REQUIREMENT: Find the lines that hold the word "ordered" and return them.
[Start SUPPLIED INFORMATION]
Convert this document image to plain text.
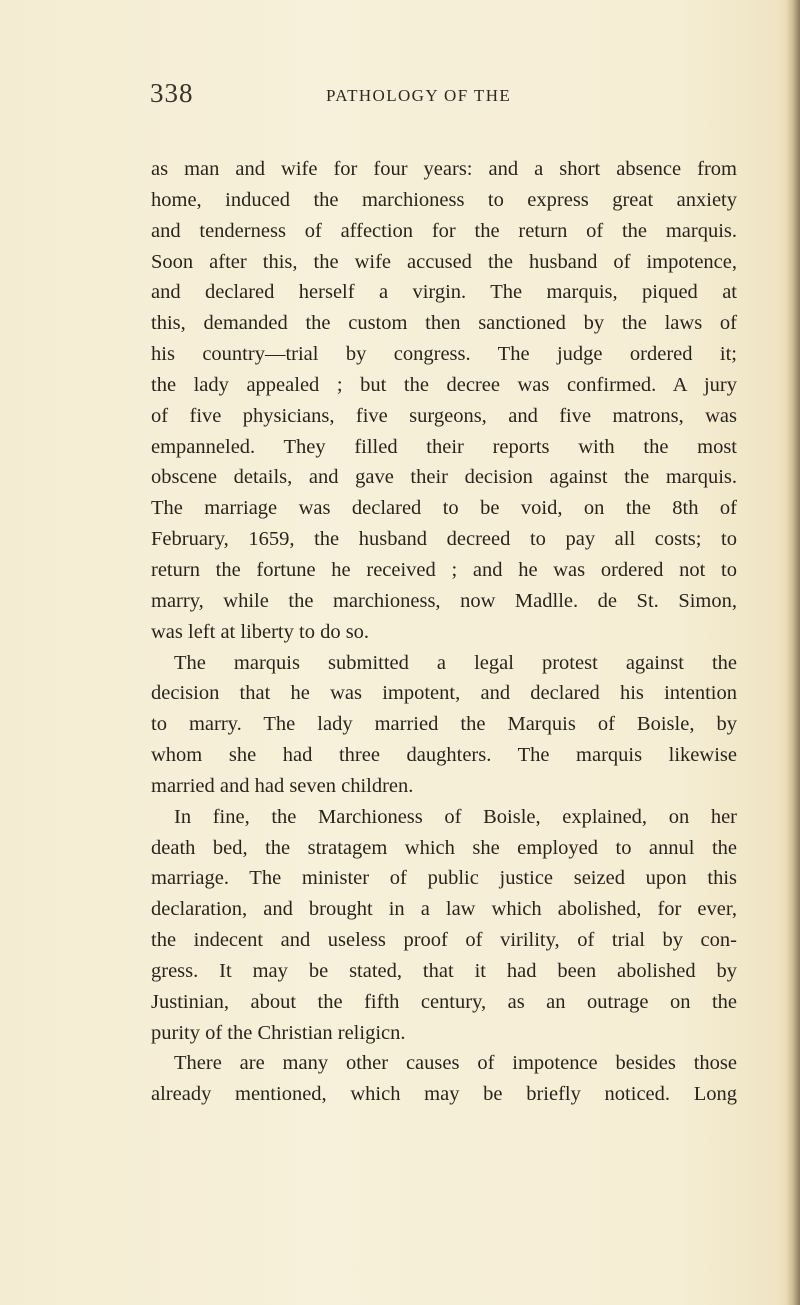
338	PATHOLOGY OF THE
as man and wife for four years: and a short absence from
home, induced the marchioness to express great anxiety
and tenderness of affection for the return of the marquis.
Soon after this, the wife accused the husband of impotence,
and declared herself a virgin. The marquis, piqued at
this, demanded the custom then sanctioned by the laws of
his country—trial by congress. The judge ordered it;
the lady appealed ; but the decree was confirmed. A jury
of five physicians, five surgeons, and five matrons, was
empanneled. They filled their reports with the most
obscene details, and gave their decision against the marquis.
The marriage was declared to be void, on the 8th of
February, 1659, the husband decreed to pay all costs; to
return the fortune he received ; and he was ordered not to
marry, while the marchioness, now Madlle. de St. Simon,
was left at liberty to do so.
The marquis submitted a legal protest against the
decision that he was impotent, and declared his intention
to marry. The lady married the Marquis of Boisle, by
whom she had three daughters. The marquis likewise
married and had seven children.
In fine, the Marchioness of Boisle, explained, on her
death bed, the stratagem which she employed to annul the
marriage. The minister of public justice seized upon this
declaration, and brought in a law which abolished, for ever,
the indecent and useless proof of virility, of trial by con-
gress. It may be stated, that it had been abolished by
Justinian, about the fifth century, as an outrage on the
purity of the Christian religicn.
There are many other causes of impotence besides those
already mentioned, which may be briefly noticed. Long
[End SUPPLIED INFORMATION]
COMPLETED TASK:
his country—trial by congress. The judge ordered it;
return the fortune he received ; and he was ordered not to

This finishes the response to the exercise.